AIM:
Copy every line that contains the string "June" from the entries below.
++++++++
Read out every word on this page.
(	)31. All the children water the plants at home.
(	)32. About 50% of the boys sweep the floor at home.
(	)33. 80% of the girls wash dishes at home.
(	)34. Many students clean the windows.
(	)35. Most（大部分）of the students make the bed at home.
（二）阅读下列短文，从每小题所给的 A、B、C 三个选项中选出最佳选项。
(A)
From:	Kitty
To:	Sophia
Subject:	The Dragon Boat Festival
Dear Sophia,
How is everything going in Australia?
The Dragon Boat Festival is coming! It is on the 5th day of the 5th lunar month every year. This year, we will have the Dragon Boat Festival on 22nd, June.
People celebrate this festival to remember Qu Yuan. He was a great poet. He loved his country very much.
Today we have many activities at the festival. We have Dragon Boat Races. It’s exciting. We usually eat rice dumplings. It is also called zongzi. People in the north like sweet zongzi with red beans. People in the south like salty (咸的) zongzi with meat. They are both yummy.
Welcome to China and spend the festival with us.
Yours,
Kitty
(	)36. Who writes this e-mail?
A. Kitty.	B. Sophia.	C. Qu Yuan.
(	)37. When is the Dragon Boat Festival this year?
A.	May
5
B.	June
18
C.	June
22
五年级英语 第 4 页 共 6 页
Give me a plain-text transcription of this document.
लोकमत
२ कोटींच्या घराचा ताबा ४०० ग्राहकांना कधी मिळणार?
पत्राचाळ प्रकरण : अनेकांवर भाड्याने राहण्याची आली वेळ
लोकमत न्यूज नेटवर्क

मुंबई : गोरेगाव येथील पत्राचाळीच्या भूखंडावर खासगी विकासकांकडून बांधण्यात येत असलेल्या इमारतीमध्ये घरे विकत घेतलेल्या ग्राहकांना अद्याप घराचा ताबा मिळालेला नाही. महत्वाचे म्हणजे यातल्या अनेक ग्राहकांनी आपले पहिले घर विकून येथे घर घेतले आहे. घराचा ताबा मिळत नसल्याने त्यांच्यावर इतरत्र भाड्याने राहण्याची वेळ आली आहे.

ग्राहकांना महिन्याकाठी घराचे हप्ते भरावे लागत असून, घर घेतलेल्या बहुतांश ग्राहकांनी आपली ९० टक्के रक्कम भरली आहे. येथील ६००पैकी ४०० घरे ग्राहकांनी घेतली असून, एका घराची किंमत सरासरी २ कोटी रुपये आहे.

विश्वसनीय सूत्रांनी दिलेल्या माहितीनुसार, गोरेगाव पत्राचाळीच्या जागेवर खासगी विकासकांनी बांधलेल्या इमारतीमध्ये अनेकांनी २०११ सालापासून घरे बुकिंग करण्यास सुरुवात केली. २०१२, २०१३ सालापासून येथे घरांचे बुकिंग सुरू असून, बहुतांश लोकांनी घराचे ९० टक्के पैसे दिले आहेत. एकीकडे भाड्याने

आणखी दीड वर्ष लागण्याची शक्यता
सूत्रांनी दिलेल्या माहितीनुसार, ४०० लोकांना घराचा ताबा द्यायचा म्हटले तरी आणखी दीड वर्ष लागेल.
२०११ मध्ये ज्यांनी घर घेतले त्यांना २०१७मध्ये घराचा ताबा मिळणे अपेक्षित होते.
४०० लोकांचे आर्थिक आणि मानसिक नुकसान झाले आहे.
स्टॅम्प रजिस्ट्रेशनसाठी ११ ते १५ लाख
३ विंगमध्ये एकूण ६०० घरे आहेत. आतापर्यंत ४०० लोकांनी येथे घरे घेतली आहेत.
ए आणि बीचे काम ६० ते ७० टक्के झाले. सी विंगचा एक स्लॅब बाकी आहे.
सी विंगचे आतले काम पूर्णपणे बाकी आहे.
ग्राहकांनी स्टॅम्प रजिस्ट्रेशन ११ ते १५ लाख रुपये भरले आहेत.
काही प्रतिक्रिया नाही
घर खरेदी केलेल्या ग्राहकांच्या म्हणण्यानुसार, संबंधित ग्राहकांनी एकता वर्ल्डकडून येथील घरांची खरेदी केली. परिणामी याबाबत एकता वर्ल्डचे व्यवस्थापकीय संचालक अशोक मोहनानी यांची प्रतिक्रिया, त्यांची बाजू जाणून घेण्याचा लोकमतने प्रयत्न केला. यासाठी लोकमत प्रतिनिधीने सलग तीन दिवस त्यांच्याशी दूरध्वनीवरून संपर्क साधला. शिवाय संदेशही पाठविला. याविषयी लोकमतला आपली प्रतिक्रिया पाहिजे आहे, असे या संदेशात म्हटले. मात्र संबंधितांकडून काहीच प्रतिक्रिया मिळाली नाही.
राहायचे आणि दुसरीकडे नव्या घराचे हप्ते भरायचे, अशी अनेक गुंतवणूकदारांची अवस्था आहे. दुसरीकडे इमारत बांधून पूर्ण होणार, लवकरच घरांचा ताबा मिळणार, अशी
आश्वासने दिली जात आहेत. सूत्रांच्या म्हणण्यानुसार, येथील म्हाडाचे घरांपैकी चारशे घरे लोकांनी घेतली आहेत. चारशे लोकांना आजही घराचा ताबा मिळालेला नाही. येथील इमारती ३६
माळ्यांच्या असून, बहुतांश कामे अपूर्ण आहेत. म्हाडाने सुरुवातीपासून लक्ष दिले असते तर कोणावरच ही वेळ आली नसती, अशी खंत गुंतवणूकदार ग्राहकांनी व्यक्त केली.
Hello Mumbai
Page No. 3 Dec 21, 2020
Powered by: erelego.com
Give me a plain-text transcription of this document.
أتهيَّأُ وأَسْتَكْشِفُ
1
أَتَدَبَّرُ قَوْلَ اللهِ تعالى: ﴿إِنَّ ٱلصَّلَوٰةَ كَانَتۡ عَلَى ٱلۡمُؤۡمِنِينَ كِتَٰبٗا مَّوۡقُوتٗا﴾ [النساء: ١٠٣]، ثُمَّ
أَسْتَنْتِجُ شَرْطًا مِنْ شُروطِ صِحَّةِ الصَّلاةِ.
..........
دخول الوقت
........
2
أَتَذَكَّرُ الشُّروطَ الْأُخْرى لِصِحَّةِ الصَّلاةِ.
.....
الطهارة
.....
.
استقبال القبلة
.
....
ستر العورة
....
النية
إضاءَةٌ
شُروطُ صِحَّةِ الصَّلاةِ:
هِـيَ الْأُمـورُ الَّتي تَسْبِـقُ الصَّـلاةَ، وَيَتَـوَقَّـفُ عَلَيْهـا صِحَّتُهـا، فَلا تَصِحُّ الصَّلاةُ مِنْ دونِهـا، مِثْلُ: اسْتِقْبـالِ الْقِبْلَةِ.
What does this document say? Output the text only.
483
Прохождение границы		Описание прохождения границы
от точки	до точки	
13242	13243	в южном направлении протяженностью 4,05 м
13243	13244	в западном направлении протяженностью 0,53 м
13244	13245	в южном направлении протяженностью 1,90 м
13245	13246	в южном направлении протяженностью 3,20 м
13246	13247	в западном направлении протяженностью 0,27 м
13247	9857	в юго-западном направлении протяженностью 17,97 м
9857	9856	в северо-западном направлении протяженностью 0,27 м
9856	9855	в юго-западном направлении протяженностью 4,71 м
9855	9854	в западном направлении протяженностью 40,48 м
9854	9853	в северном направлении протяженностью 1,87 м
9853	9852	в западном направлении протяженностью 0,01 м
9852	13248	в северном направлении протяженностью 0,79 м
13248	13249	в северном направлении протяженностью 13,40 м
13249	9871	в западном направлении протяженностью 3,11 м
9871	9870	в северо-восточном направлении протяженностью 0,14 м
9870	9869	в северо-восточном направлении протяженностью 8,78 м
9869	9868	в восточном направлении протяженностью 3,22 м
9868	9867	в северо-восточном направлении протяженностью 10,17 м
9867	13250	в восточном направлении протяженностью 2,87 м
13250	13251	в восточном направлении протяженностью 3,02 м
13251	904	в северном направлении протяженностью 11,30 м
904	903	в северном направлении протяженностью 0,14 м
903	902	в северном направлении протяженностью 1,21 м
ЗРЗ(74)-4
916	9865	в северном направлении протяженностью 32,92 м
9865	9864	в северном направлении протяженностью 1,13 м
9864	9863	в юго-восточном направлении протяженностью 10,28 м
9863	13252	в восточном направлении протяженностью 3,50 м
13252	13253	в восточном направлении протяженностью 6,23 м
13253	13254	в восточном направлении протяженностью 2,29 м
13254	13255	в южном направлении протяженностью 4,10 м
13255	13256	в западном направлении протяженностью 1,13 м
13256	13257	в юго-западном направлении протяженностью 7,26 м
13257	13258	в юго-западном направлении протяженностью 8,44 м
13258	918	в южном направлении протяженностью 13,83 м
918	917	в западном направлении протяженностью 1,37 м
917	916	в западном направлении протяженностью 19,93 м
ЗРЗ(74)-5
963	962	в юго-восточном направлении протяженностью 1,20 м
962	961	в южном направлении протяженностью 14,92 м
++++++++
TASK RESPONSE:
The Dragon Boat Festival is coming! It is on the 5th day of the 5th lunar month every year. This year, we will have the Dragon Boat Festival on 22nd, June.
B.	June
C.	June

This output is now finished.